Gordon Hill Jenkins (born 12 May 1910-1 May 1984) was an American arranger who was an influential figure in popular music in the 1940s and 1950s, renowned for his lush string arrangements. Jenkins worked with the Andrews Sisters, Frank Sinatra, Louis Armstrong, Judy Garland, and Nat King Cole, among other singers.

Jenkins was born in Webster Groves, Missouri. He started his career doing arrangements for a St Louis radio station. He was then hired by Isham Jones, the director of a dance band known for its ensemble playing and it gave Jenkins the opportunity to develop his skills in melodic scoring. He also conducted "The Show Is On" on Broadway. After the Jones band broke up in 1936, Jenkins worked as a freelance arranger and songwriter, contributing to sessions by Isham Jones, Paul Whiteman, Benny Goodman, Andre Kostelanetz, Lennie Hayton, and others. In 1938, Jenkins moved to Hollywood and worked for Paramount Pictures and NBC, and then became Dick Haymes's arranger for four years. In 1944, Jenkins had a hit song with "San Fernando Valley".

•••••

• _Jobs_
1 - Retype the part of the Gordon Jenkins text that starts at "Gordon Hill Jenkins" and ends at "among other singers.".
2 - Answer these questions from the Gordon Jenkins text:
(a) In what town was Jenkins born?
(b) In what year did he move to Hollywood?
(c) Which song became a hit for him in 1944?
3 - Carry on the Gordon Jenkins text from its final sentence.
The lines that follow the Gordon Jenkins text are separate material.

•••••

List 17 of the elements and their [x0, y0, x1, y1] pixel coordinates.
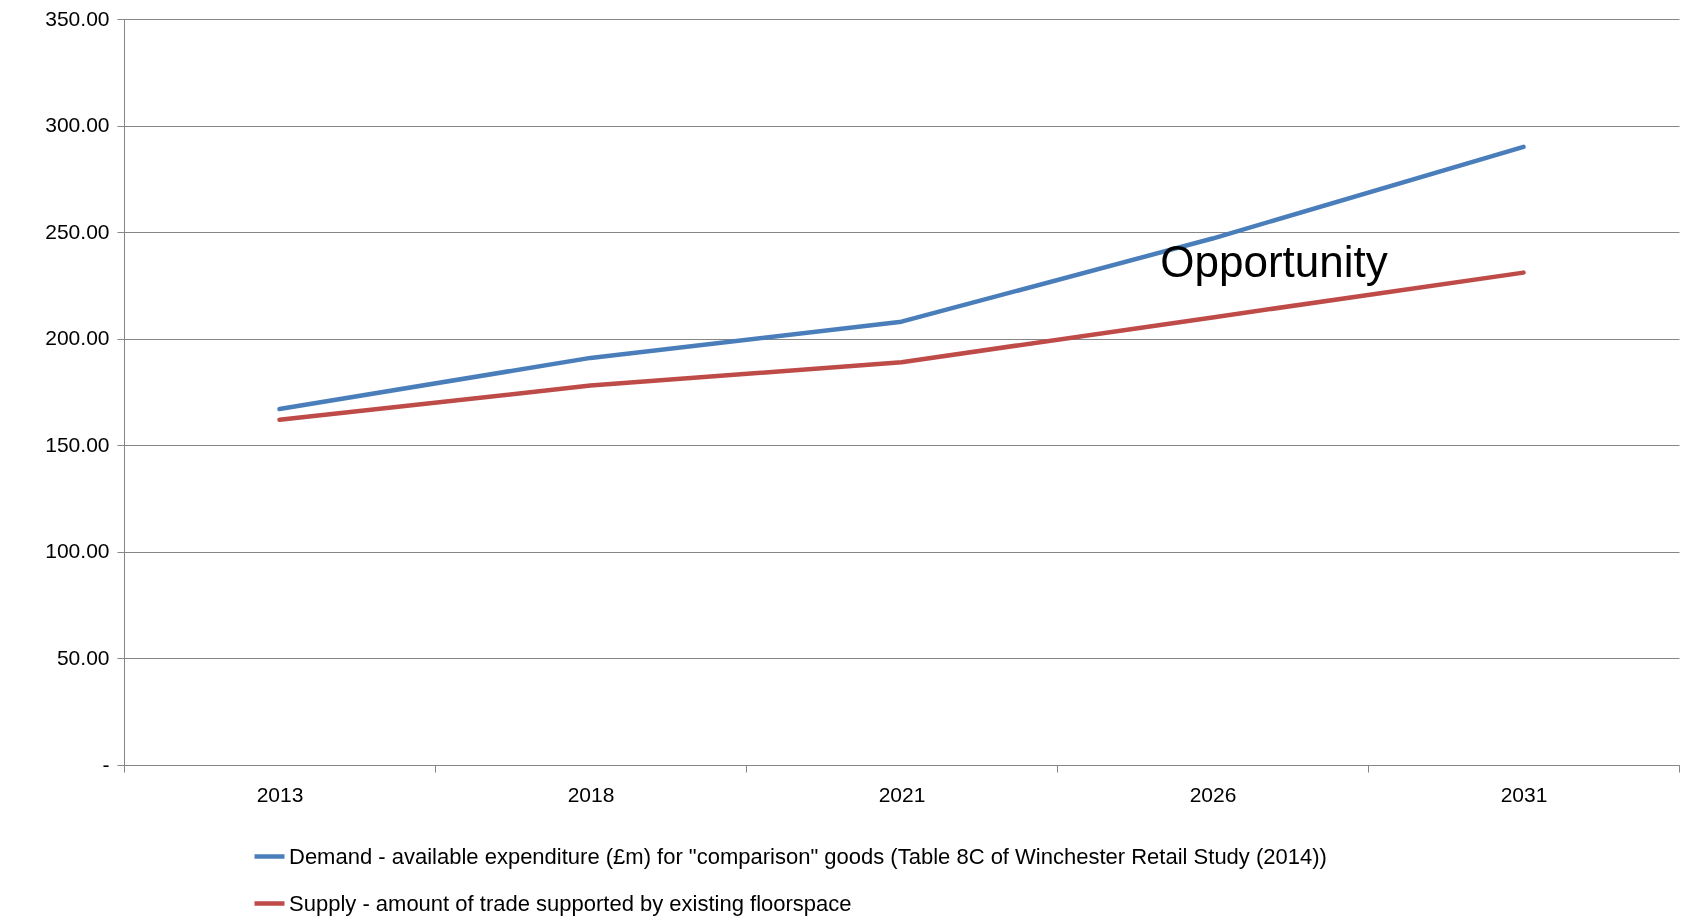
legend-label: Supply - amount of trade supported by existing floorspace — [289, 890, 852, 916]
y-tick-label: 200.00 — [45, 326, 110, 350]
x-tick-label: 2018 — [567, 782, 615, 806]
x-tick-label: 2013 — [256, 782, 304, 806]
legend-label: Demand - available expenditure (£m) for "comparison" goods (Table 8C of Winchester Retail Study (2014)) — [289, 843, 1327, 869]
y-tick-label: - — [102, 752, 110, 776]
line-series — [277, 144, 1526, 412]
x-tick-label: 2021 — [878, 782, 926, 806]
x-tick-label: 2026 — [1189, 782, 1237, 806]
y-tick-label: 350.00 — [45, 6, 110, 30]
y-tick-label: 100.00 — [45, 539, 110, 563]
annotation: Opportunity — [1160, 237, 1388, 286]
y-tick-label: 150.00 — [45, 432, 110, 456]
y-tick-label: 300.00 — [45, 113, 110, 137]
y-tick-label: 250.00 — [45, 219, 110, 243]
x-tick-label: 2031 — [1500, 782, 1548, 806]
y-tick-label: 50.00 — [56, 645, 110, 669]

•••••

• _Answers for this exercise_
1 -
Gordon Hill Jenkins (born 12 May 1910-1 May 1984) was an American arranger who was an influential figure in popular music in the 1940s and 1950s, renowned for his lush string arrangements. Jenkins worked with the Andrews Sisters, Frank Sinatra, Louis Armstrong, Judy Garland, and Nat King Cole, among other singers.

2 -
(a) Webster Groves, Missouri
(b) 1938
(c) "San Fernando Valley"

3 -
In 1945, Jenkins joined Decca Records. In 1947, he had a million-seller with "Maybe You'll Be There" and in 1949 had a huge hit with Victor Young's film theme "My Foolish Heart", which was also a success for Billy Eckstine. At the same time he regularly arranged for and conducted the orchestra for various Decca artists, including Dick Haymes ("Little White Lies", 1947) and Patty Andrews of the Andrews Sisters ("I Can Dream, Can't I", 1949).

During this time, Jenkins also began recording and performing under his own name. He headlined New York's Capitol Theater between 1949 and 1951 and the Paramount Theater in 1952. He appeared in Las Vegas in 1953 and many times thereafter. He worked for NBC as a TV producer from 1955 to 1957, and performed at the Hollywood Bowl in 1964.

By 1949, Jenkins was musical director at Decca, and he signed -- despite resistance from Decca's management -- the Weavers, a Greenwich Village ensemble that included Pete Seeger among its members whose folk music with orchestral arrangements became immensely popular, to the surprise of everyone involved. Their hits together included Leadbelly's "Goodnight Irene" (1950), which was backed by Jenkins' adaptation of the Israeli folk song, "Tzena, Tzena, Tzena", "The Roving Kind", "On Top of Old Smokey" (1951), and "Wimoweh (1952).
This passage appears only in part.